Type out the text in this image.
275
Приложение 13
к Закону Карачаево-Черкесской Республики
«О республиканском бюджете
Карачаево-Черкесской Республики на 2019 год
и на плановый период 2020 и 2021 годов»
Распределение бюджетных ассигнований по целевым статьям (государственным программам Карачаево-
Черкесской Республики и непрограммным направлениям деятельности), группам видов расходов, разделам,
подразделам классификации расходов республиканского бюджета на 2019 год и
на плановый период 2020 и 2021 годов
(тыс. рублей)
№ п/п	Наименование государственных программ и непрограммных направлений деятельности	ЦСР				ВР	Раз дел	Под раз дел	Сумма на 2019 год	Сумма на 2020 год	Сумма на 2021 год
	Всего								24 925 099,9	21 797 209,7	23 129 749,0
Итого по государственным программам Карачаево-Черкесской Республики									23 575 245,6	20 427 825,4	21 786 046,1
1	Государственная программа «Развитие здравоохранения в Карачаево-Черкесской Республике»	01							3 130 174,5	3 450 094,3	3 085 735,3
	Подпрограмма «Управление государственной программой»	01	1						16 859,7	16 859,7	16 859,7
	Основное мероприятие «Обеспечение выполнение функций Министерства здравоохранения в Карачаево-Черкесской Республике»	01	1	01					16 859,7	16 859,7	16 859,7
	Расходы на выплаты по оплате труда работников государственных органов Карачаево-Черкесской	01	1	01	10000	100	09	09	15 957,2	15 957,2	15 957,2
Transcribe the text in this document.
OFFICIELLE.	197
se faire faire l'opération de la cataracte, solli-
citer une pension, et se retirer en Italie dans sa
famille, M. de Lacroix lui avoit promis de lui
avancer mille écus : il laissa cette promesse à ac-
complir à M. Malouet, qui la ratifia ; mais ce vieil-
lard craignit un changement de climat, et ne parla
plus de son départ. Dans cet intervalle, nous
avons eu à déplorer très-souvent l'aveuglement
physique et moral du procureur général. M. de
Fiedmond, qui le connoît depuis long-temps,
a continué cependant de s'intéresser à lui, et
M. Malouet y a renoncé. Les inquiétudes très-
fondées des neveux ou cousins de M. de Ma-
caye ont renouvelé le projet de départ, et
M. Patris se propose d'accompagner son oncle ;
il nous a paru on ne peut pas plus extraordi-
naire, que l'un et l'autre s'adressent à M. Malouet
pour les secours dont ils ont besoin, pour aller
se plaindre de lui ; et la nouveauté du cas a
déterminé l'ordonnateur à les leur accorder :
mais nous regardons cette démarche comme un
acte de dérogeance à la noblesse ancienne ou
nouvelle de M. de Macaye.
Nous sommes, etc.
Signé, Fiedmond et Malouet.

-------

**Goal of the exercise:** Retype only the lines running from the line with "Transcribe the text in this document." to the end of the listing, including both of those lines.

**Response to the task:**
Transcribe the text in this document.
OFFICIELLE.	197
se faire faire l'opération de la cataracte, solli-
citer une pension, et se retirer en Italie dans sa
famille, M. de Lacroix lui avoit promis de lui
avancer mille écus : il laissa cette promesse à ac-
complir à M. Malouet, qui la ratifia ; mais ce vieil-
lard craignit un changement de climat, et ne parla
plus de son départ. Dans cet intervalle, nous
avons eu à déplorer très-souvent l'aveuglement
physique et moral du procureur général. M. de
Fiedmond, qui le connoît depuis long-temps,
a continué cependant de s'intéresser à lui, et
M. Malouet y a renoncé. Les inquiétudes très-
fondées des neveux ou cousins de M. de Ma-
caye ont renouvelé le projet de départ, et
M. Patris se propose d'accompagner son oncle ;
il nous a paru on ne peut pas plus extraordi-
naire, que l'un et l'autre s'adressent à M. Malouet
pour les secours dont ils ont besoin, pour aller
se plaindre de lui ; et la nouveauté du cas a
déterminé l'ordonnateur à les leur accorder :
mais nous regardons cette démarche comme un
acte de dérogeance à la noblesse ancienne ou
nouvelle de M. de Macaye.
Nous sommes, etc.
Signé, Fiedmond et Malouet.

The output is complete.